| 1/19/2007 12:00:00 AM

El error oportuno

Su compañía puede estar perdiendo mucho dinero por pequeños errores contables. Esa es la oportunidad de negocio que encontró Thera, firma especializada en detectar equivocaciones en los pagos a proveedores.

En la carrera contra el tiempo y el agite del día a día, las grandes empresas caen sin querer en pequeños errores de facturación que pueden generarles un alto costo. A pesar de que están conscientes de esta situación, muchas veces prefieren seguir adelante con sus procesos y no entorpecerlos con investigaciones minuciosas en busca de equivocaciones. Sabiendo esto, Andrés Sandoval, ingeniero industrial apasionado por emprender proyectos, creó Thera Colombia, una empresa que por medio de un software revisa todas las transacciones con proveedores de una compañía para recuperar el dinero que se pueda haber quedado en el camino.
..........
▶ QUÉ HARÁS:
1. Según el artículo sobre Thera, ¿quién creó Thera Colombia?
2. Por favor, escribe la continuación del artículo sobre Thera a partir de su última oración.

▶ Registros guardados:
..........
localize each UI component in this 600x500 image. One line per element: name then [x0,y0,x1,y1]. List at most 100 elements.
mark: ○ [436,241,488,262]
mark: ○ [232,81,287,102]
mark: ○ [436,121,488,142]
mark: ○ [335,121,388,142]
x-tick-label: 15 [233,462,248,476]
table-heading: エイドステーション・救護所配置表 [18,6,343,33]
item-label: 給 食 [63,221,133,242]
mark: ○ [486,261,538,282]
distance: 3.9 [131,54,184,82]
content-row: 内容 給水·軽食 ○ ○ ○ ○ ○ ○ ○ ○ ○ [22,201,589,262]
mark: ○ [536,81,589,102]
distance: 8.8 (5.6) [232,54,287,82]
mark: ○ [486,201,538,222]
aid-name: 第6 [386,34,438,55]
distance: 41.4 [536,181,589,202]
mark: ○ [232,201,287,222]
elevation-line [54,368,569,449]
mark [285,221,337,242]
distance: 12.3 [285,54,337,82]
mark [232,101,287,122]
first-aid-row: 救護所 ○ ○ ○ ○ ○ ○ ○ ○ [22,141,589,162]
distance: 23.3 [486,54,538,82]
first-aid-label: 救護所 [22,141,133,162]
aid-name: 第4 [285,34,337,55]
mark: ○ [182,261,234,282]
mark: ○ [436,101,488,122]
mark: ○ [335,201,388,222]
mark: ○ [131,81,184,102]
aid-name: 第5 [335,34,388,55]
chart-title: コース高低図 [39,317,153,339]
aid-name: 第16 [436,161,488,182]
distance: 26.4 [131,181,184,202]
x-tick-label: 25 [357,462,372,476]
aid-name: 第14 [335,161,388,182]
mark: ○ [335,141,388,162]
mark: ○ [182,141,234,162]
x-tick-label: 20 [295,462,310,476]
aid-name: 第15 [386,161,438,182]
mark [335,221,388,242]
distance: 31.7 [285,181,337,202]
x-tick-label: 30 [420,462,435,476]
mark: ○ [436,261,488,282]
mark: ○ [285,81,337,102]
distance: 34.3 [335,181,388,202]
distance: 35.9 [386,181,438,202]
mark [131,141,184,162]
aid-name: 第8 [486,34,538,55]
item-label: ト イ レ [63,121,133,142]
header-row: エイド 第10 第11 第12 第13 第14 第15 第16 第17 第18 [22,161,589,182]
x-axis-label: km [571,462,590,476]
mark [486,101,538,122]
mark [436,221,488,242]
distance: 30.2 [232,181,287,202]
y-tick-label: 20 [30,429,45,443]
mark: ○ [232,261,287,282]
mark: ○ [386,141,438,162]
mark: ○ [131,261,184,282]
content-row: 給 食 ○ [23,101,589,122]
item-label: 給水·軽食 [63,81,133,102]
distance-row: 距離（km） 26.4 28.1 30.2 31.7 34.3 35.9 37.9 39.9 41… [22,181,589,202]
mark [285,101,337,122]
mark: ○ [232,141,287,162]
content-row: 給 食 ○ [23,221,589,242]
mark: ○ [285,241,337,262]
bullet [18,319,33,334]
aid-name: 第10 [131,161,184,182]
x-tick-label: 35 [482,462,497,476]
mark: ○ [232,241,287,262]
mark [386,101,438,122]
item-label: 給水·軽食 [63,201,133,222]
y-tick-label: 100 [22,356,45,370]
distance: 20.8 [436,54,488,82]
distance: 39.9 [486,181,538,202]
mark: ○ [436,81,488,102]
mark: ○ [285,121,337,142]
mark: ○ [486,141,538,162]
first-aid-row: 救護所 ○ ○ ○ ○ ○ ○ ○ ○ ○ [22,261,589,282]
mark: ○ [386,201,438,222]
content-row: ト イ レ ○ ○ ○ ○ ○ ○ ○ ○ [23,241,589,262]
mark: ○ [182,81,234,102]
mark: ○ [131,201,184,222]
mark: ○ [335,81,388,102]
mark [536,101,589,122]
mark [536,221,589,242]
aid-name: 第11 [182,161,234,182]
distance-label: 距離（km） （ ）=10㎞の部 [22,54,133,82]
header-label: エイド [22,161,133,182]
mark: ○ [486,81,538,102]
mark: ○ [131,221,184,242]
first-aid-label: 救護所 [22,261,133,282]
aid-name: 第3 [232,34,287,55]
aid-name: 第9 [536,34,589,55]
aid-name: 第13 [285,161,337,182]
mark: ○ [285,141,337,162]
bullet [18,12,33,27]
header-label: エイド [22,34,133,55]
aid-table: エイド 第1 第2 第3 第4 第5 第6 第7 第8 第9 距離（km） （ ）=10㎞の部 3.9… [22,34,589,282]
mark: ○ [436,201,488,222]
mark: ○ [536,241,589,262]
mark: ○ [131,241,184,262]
..........
▶ RESULTADOS ESPERADOS:
1. Andrés Sandoval, ingeniero industrial apasionado por emprender proyectos.

2.
En el caso de Unilever, lograron recuperar cerca de US$300.000 en Colombia. "El mayor valor agregado que obtuvimos fue aprender de nuestros errores y así mejorar procesos para el futuro", comenta Martha Hernández, contralor financiero de Unilever. La auditoría les ha parecido tan buena que ya la aplicaron en Unilever México y Ecuador.

El servicio de Thera va desde hacer los cruces de los movimientos con proveedores, detectar los errores cometidos en el pasado y alertar a la compañía para evitar estos errores en el futuro, hasta recuperar los recursos perdidos. Como la empresa no contaba con estos "ingresos" extra, el dinero recuperado va directo a la utilidad neta, lo cual representa para la empresa un negocio a la fija.

El modelo de negocio de Thera consiste en que la empresa paga la auditoría con los recursos que recupera. El costo para la compañía es un porcentaje sobre este dinero.

"Encontramos errores que cometen los empleados de nuestros clientes al realizar los múltiples pagos. Entre más transacciones hagan con sus proveedores, más probabilidad de error", afirma Sandoval. Por eso, no todas las compañías son viables para esta revisión, pues se deben buscar empresas que sean más propensas a tener una mayor probabilidad de equivocaciones y esas son las que tienen miles de transacciones al mes con innumerables proveedores. Así, aumentarán las ganancias tanto para el cliente como para Thera.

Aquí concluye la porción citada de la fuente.